__What you should do__
Omit all pictures. Copy the rest of the material exactly.

## BEGIN Data for the task

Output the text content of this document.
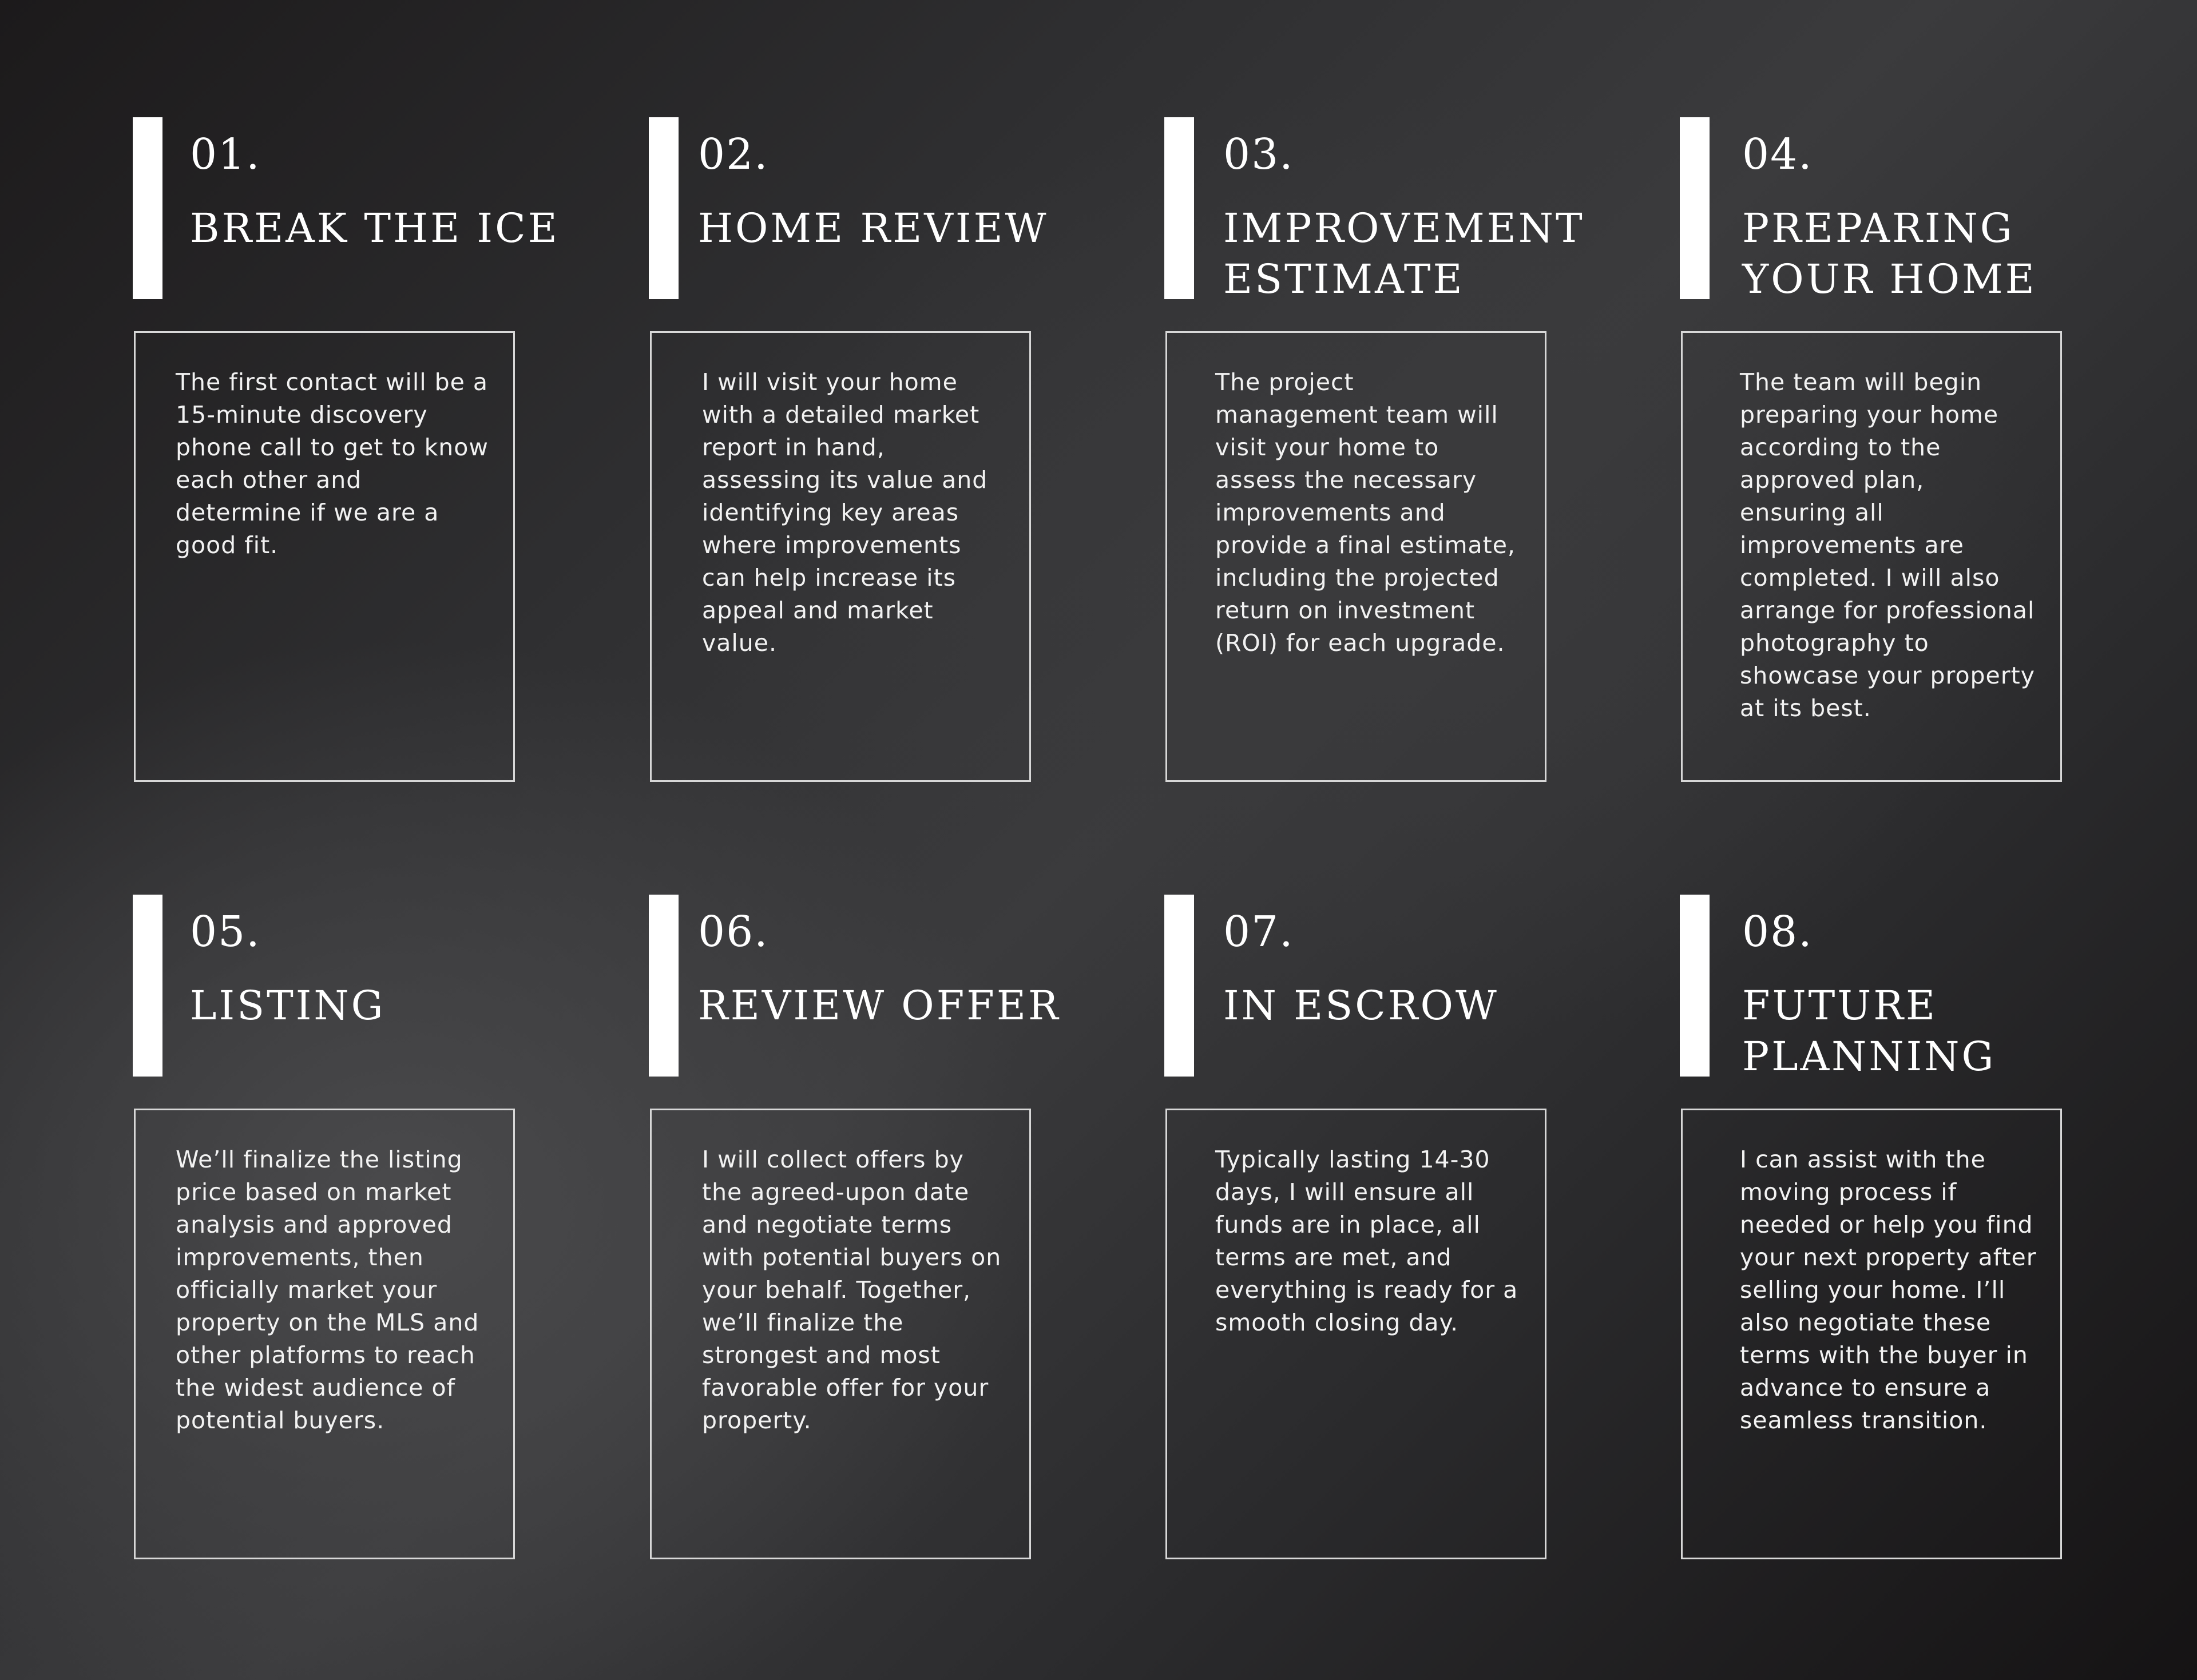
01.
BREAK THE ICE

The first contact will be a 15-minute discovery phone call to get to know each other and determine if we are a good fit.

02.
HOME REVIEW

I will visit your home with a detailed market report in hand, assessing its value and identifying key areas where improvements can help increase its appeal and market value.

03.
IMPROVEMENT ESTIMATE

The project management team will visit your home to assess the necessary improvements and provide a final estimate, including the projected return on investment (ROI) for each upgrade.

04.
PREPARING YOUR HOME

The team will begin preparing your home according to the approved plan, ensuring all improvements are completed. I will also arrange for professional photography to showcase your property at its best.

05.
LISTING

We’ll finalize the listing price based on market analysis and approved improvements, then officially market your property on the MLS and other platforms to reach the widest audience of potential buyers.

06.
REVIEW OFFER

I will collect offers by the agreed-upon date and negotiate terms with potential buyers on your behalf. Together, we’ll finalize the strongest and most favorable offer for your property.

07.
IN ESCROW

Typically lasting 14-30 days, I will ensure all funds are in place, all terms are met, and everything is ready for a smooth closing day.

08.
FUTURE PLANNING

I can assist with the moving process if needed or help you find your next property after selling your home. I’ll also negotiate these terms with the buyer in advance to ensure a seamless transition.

## END Data for the task

__Solution to this exercise__
Output the text content of this document.
01.
BREAK THE ICE

The first contact will be a 15-minute discovery phone call to get to know each other and determine if we are a good fit.

02.
HOME REVIEW

I will visit your home with a detailed market report in hand, assessing its value and identifying key areas where improvements can help increase its appeal and market value.

03.
IMPROVEMENT ESTIMATE

The project management team will visit your home to assess the necessary improvements and provide a final estimate, including the projected return on investment (ROI) for each upgrade.

04.
PREPARING YOUR HOME

The team will begin preparing your home according to the approved plan, ensuring all improvements are completed. I will also arrange for professional photography to showcase your property at its best.

05.
LISTING

We’ll finalize the listing price based on market analysis and approved improvements, then officially market your property on the MLS and other platforms to reach the widest audience of potential buyers.

06.
REVIEW OFFER

I will collect offers by the agreed-upon date and negotiate terms with potential buyers on your behalf. Together, we’ll finalize the strongest and most favorable offer for your property.

07.
IN ESCROW

Typically lasting 14-30 days, I will ensure all funds are in place, all terms are met, and everything is ready for a smooth closing day.

08.
FUTURE PLANNING

I can assist with the moving process if needed or help you find your next property after selling your home. I’ll also negotiate these terms with the buyer in advance to ensure a seamless transition.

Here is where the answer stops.